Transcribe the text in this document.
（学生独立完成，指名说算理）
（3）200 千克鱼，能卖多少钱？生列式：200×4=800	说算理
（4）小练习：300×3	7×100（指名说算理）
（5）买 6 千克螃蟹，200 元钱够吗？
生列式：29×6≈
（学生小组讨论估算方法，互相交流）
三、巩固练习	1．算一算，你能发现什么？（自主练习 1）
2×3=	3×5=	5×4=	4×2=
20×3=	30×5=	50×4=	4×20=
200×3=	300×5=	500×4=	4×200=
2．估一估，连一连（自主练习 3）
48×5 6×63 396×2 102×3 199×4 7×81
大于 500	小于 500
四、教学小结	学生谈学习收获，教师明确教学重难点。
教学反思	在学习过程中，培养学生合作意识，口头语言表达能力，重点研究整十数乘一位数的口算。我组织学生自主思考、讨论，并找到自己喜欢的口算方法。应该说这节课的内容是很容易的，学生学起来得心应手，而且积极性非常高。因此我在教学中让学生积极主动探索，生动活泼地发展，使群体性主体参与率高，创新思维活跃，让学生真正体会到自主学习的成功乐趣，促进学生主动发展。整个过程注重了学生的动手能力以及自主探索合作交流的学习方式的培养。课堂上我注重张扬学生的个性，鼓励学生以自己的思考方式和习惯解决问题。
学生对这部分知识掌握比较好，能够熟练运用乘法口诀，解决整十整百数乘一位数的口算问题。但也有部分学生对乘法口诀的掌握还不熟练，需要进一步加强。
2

----

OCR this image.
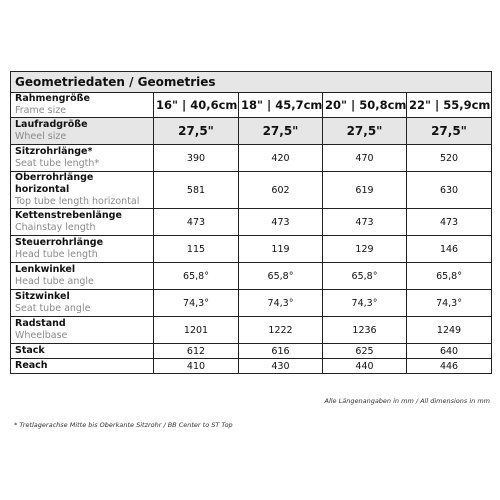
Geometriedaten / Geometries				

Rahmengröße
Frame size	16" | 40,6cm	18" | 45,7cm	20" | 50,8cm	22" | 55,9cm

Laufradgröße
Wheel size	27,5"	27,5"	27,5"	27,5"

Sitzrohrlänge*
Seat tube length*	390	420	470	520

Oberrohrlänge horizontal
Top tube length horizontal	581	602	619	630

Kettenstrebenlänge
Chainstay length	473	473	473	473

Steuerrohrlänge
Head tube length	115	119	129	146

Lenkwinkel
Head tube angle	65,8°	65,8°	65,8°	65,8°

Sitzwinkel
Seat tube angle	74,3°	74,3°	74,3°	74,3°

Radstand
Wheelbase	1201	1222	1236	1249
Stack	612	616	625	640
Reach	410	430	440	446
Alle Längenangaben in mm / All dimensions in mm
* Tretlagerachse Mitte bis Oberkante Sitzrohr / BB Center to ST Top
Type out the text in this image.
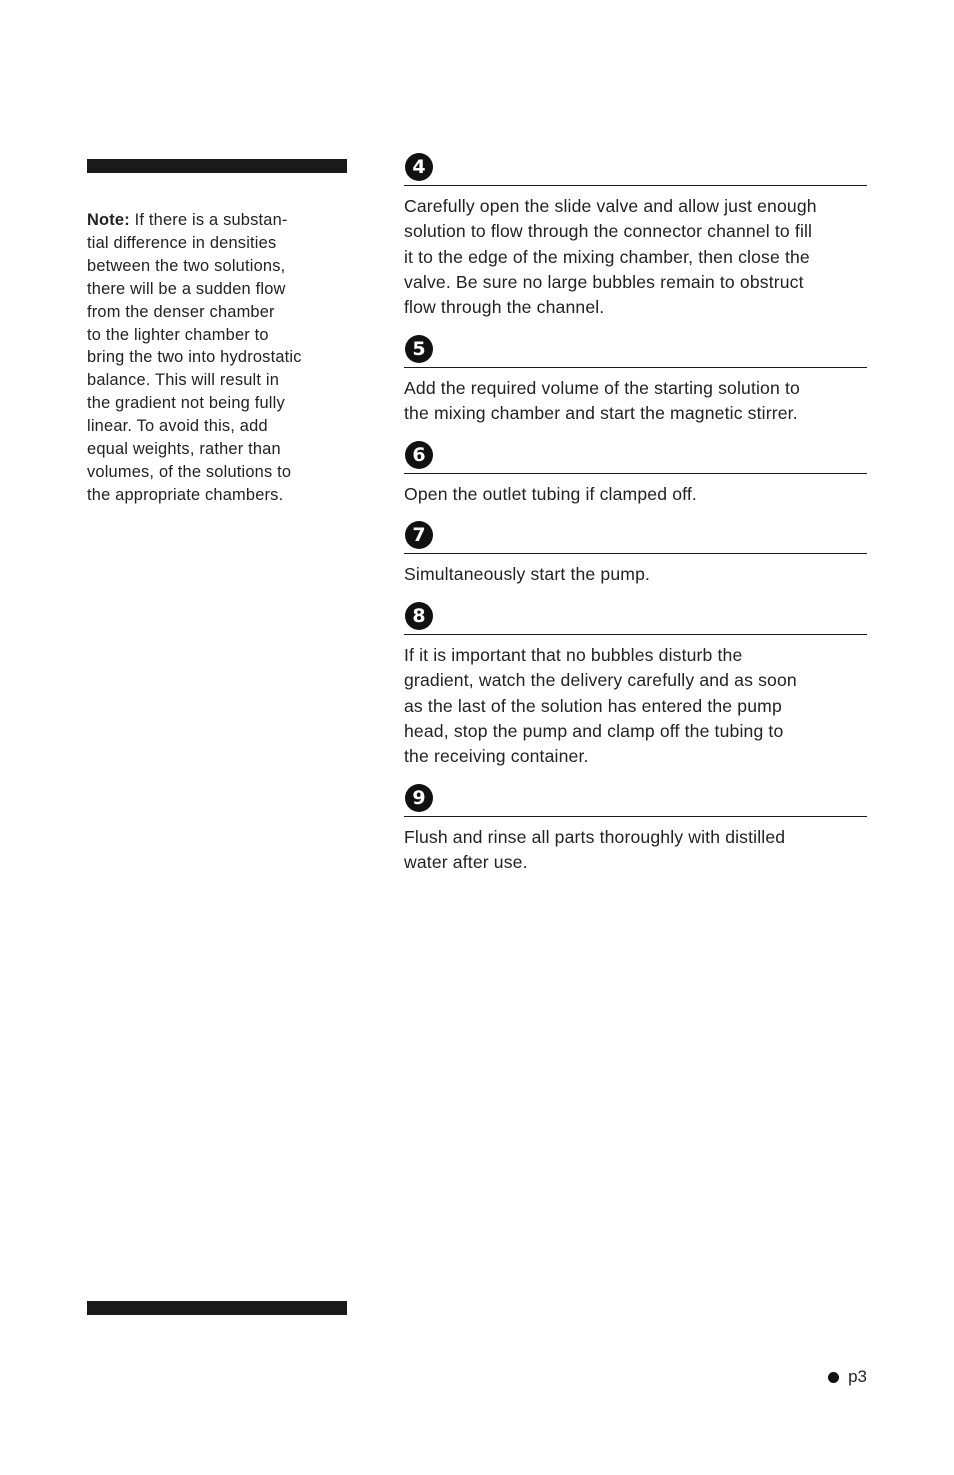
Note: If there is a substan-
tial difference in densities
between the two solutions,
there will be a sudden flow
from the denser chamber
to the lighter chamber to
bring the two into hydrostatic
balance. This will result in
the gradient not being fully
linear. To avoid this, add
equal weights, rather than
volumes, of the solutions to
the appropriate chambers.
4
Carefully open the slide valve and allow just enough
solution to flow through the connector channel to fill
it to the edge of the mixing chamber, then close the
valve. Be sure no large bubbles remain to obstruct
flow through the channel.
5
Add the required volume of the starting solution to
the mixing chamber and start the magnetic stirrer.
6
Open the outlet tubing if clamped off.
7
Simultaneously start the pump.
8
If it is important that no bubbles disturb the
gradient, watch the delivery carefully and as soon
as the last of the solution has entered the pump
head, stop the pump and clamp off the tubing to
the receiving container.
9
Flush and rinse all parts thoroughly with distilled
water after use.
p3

----

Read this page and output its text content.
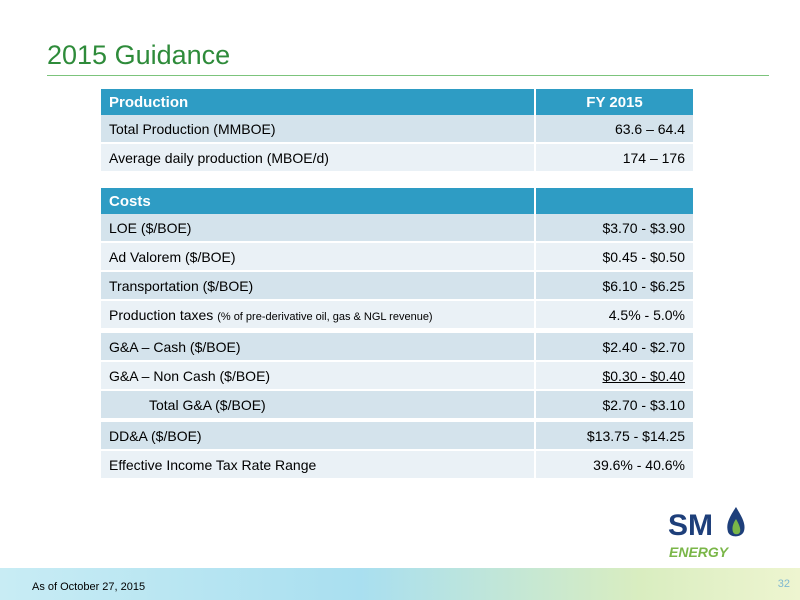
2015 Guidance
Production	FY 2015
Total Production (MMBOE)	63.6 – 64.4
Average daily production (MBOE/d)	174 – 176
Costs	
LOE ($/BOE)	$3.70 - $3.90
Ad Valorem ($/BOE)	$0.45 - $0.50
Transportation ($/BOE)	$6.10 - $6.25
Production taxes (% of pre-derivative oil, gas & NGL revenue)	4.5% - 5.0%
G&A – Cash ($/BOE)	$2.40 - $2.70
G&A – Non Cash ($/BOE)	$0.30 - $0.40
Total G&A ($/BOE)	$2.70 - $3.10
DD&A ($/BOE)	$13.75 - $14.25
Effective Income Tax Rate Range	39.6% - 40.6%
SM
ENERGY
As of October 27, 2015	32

----

Filter the listing above for the string "text" and copy every matching line.

Transcribe the text in this document.
Type out the text in this image.
Read this page and output its text content.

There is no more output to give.